WHAT YOU HAVE TO DO: Gather, from the listing beneath this task, every line holding the string "transfusion".

━━━━━━━━━━

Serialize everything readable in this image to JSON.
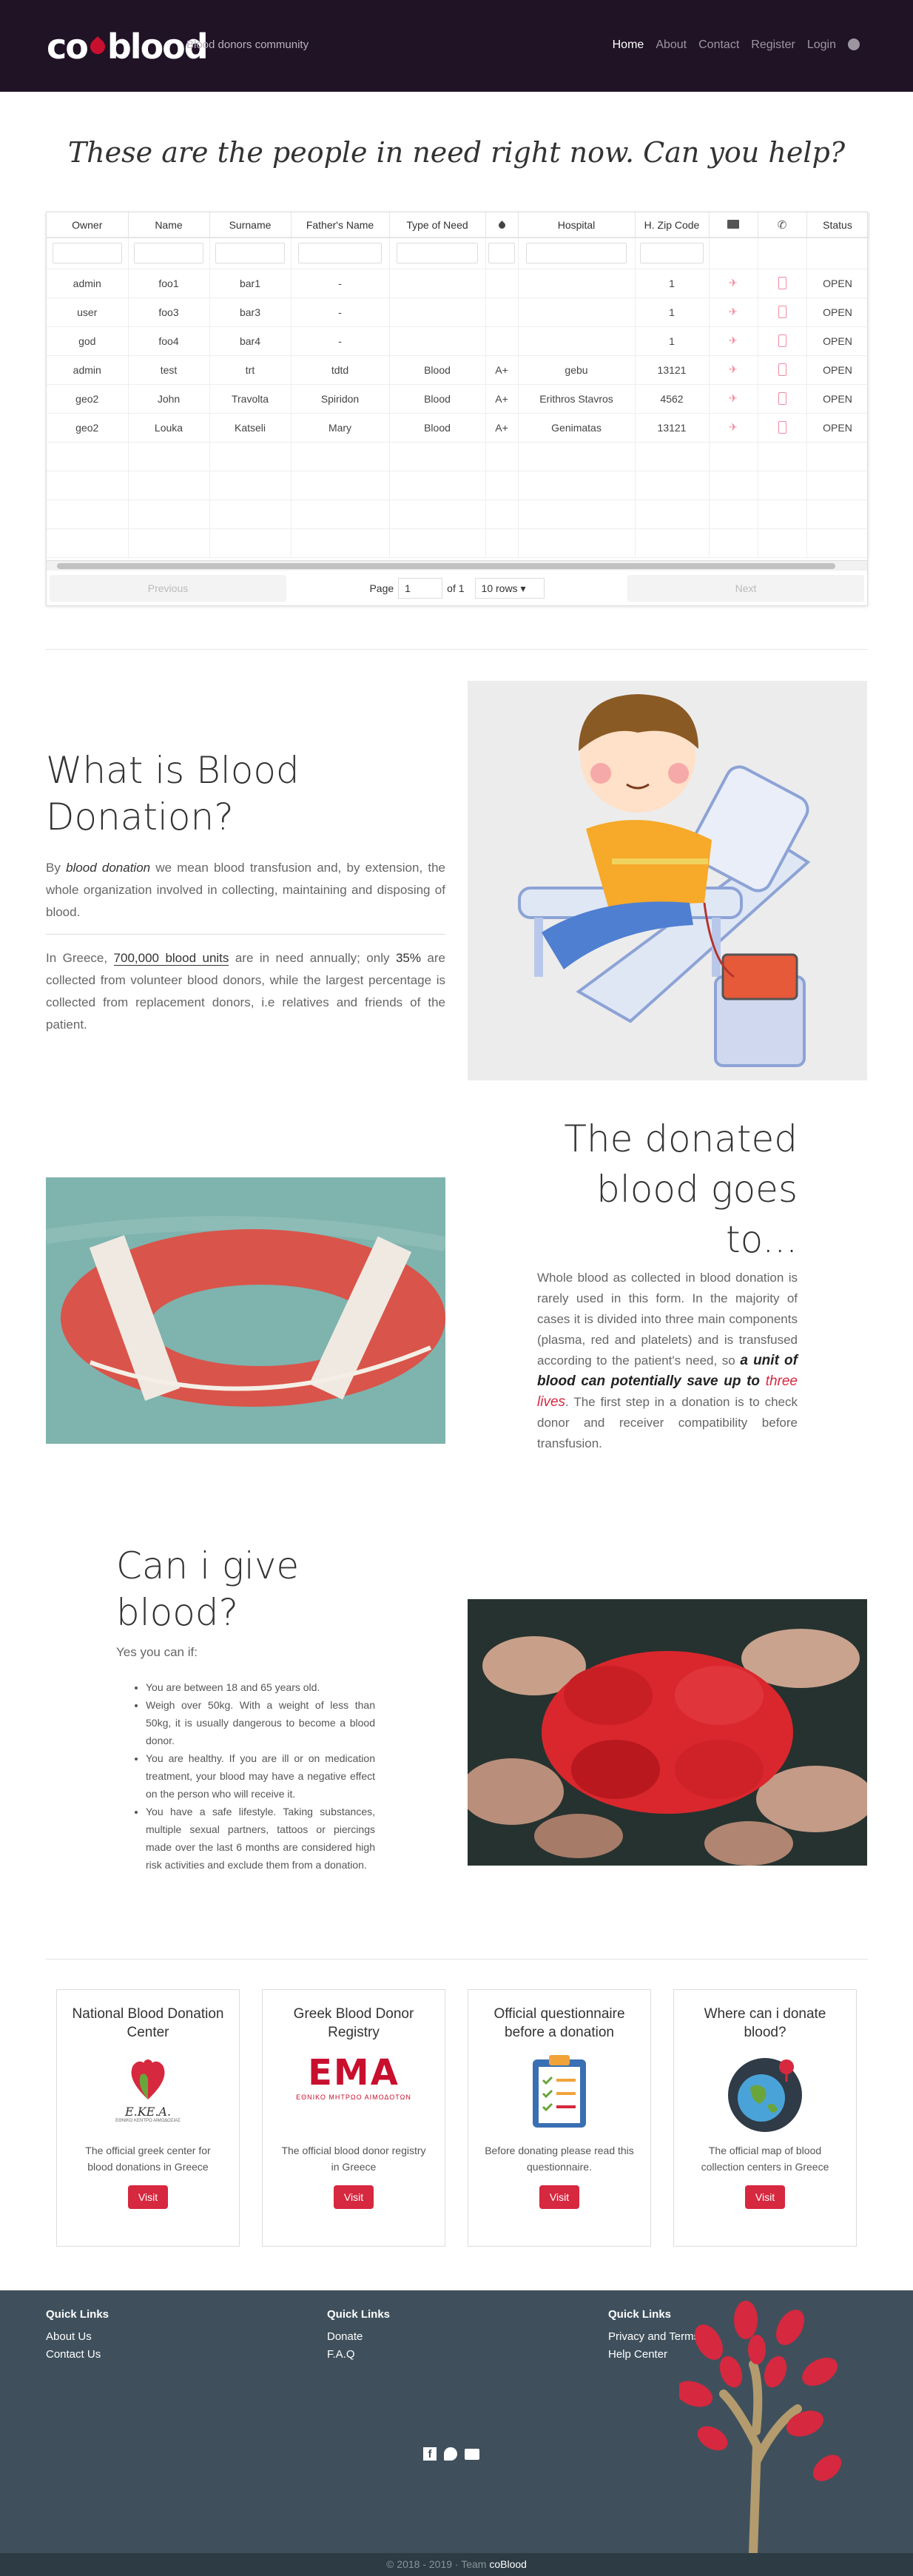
{
  "nav": {
    "brand": "coblood",
    "tagline": "Blood donors community",
    "links": [
      "Home",
      "About",
      "Contact",
      "Register",
      "Login"
    ],
    "help_icon": "question-circle-icon"
  },
  "hero_title": "These are the people in need right now. Can you help?",
  "table": {
    "columns": [
      "Owner",
      "Name",
      "Surname",
      "Father's Name",
      "Type of Need",
      "",
      "Hospital",
      "H. Zip Code",
      "",
      "",
      "Status"
    ],
    "column_icons": [
      "",
      "",
      "",
      "",
      "",
      "blood-drop-icon",
      "",
      "",
      "envelope-icon",
      "phone-icon",
      ""
    ],
    "rows": [
      [
        "admin",
        "foo1",
        "bar1",
        "-",
        "",
        "",
        "",
        "1",
        "OPEN"
      ],
      [
        "user",
        "foo3",
        "bar3",
        "-",
        "",
        "",
        "",
        "1",
        "OPEN"
      ],
      [
        "god",
        "foo4",
        "bar4",
        "-",
        "",
        "",
        "",
        "1",
        "OPEN"
      ],
      [
        "admin",
        "test",
        "trt",
        "tdtd",
        "Blood",
        "A+",
        "gebu",
        "13121",
        "OPEN"
      ],
      [
        "geo2",
        "John",
        "Travolta",
        "Spiridon",
        "Blood",
        "A+",
        "Erithros Stavros",
        "4562",
        "OPEN"
      ],
      [
        "geo2",
        "Louka",
        "Katseli",
        "Mary",
        "Blood",
        "A+",
        "Genimatas",
        "13121",
        "OPEN"
      ]
    ],
    "pager": {
      "previous": "Previous",
      "page_label": "Page",
      "page": "1",
      "of": "of 1",
      "rows": "10 rows",
      "next": "Next"
    }
  },
  "what": {
    "title": "What is Blood Donation?",
    "p1_a": "By ",
    "p1_em": "blood donation",
    "p1_b": " we mean blood transfusion and, by extension, the whole organization involved in collecting, maintaining and disposing of blood.",
    "p2_a": "In Greece, ",
    "p2_u": "700,000 blood units",
    "p2_b": " are in need annually; only ",
    "p2_pct": "35%",
    "p2_c": " are collected from volunteer blood donors, while the largest percentage is collected from replacement donors, i.e relatives and friends of the patient."
  },
  "goes": {
    "title": "The donated blood goes to...",
    "p_a": "Whole blood as collected in blood donation is rarely used in this form. In the majority of cases it is divided into three main components (plasma, red and platelets) and is transfused according to the patient's need, so ",
    "p_em": "a unit of blood can potentially save up to ",
    "p_red": "three lives",
    "p_b": ". The first step in a donation is to check donor and receiver compatibility before transfusion."
  },
  "give": {
    "title": "Can i give blood?",
    "intro": "Yes you can if:",
    "items": [
      "You are between 18 and 65 years old.",
      "Weigh over 50kg. With a weight of less than 50kg, it is usually dangerous to become a blood donor.",
      "You are healthy. If you are ill or on medication treatment, your blood may have a negative effect on the person who will receive it.",
      "You have a safe lifestyle. Taking substances, multiple sexual partners, tattoos or piercings made over the last 6 months are considered high risk activities and exclude them from a donation."
    ]
  },
  "cards": [
    {
      "title": "National Blood Donation Center",
      "logo_text": "Ε.ΚΕ.Α.",
      "logo_sub": "ΕΘΝΙΚΟ ΚΕΝΤΡΟ ΑΙΜΟΔΟΣΙΑΣ",
      "text": "The official greek center for blood donations in Greece",
      "button": "Visit"
    },
    {
      "title": "Greek Blood Donor Registry",
      "logo_text": "ΕΜΑ",
      "logo_sub": "ΕΘΝΙΚΟ ΜΗΤΡΩΟ ΑΙΜΟΔΟΤΩΝ",
      "text": "The official blood donor registry in Greece",
      "button": "Visit"
    },
    {
      "title": "Official questionnaire before a donation",
      "logo_text": "",
      "logo_sub": "",
      "text": "Before donating please read this questionnaire.",
      "button": "Visit"
    },
    {
      "title": "Where can i donate blood?",
      "logo_text": "",
      "logo_sub": "",
      "text": "The official map of blood collection centers in Greece",
      "button": "Visit"
    }
  ],
  "footer": {
    "columns": [
      {
        "heading": "Quick Links",
        "links": [
          "About Us",
          "Contact Us"
        ]
      },
      {
        "heading": "Quick Links",
        "links": [
          "Donate",
          "F.A.Q"
        ]
      },
      {
        "heading": "Quick Links",
        "links": [
          "Privacy and Terms",
          "Help Center"
        ]
      }
    ],
    "social_icons": [
      "facebook-icon",
      "twitter-icon",
      "envelope-icon"
    ],
    "copyright": "© 2018 - 2019 · Team ",
    "team": "coBlood"
  },
  "colors": {
    "nav_bg": "#201325",
    "accent": "#d6283f",
    "footer_bg": "#3f505c"
  }
}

━━━━━━━━━━

FULL OUTPUT:
    "p1_b": " we mean blood transfusion and, by extension, the whole organization involved in collecting, maintaining and disposing of blood.",
    "p_b": ". The first step in a donation is to check donor and receiver compatibility before transfusion."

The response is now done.